Note each line that includes the word "name". Copy those lines.

> **INPUT MATERIAL**
────────────────────

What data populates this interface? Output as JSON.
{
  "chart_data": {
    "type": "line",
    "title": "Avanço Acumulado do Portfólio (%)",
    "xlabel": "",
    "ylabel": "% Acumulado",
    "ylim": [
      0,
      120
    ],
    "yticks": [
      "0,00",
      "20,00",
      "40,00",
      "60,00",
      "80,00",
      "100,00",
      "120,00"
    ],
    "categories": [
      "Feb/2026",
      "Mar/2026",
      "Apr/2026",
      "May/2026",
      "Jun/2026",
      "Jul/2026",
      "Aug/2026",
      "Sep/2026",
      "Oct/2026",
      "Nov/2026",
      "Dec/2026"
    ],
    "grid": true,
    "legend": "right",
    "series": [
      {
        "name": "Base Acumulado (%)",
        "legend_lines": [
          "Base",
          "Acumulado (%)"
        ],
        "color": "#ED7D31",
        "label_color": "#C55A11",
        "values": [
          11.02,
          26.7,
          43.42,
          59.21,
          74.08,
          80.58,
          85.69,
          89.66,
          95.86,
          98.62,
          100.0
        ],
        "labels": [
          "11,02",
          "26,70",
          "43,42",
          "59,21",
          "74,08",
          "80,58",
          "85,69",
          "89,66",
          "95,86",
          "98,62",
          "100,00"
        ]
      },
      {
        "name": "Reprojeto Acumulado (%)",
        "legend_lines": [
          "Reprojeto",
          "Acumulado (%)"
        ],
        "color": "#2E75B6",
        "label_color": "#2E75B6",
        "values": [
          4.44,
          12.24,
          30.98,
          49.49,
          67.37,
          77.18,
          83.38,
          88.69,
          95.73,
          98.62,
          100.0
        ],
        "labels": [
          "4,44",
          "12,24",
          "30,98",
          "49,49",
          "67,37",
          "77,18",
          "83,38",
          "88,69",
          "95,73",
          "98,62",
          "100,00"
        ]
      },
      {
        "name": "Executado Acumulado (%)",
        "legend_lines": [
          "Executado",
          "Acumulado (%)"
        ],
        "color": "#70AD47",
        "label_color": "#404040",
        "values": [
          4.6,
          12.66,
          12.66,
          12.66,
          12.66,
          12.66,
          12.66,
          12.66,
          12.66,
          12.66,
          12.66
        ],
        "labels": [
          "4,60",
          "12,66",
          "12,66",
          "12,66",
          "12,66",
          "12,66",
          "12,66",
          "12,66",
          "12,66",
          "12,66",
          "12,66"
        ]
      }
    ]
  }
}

────────────────────

> **RESULT OF THIS EXERCISE**
        "name": "Base Acumulado (%)",
        "name": "Reprojeto Acumulado (%)",
        "name": "Executado Acumulado (%)",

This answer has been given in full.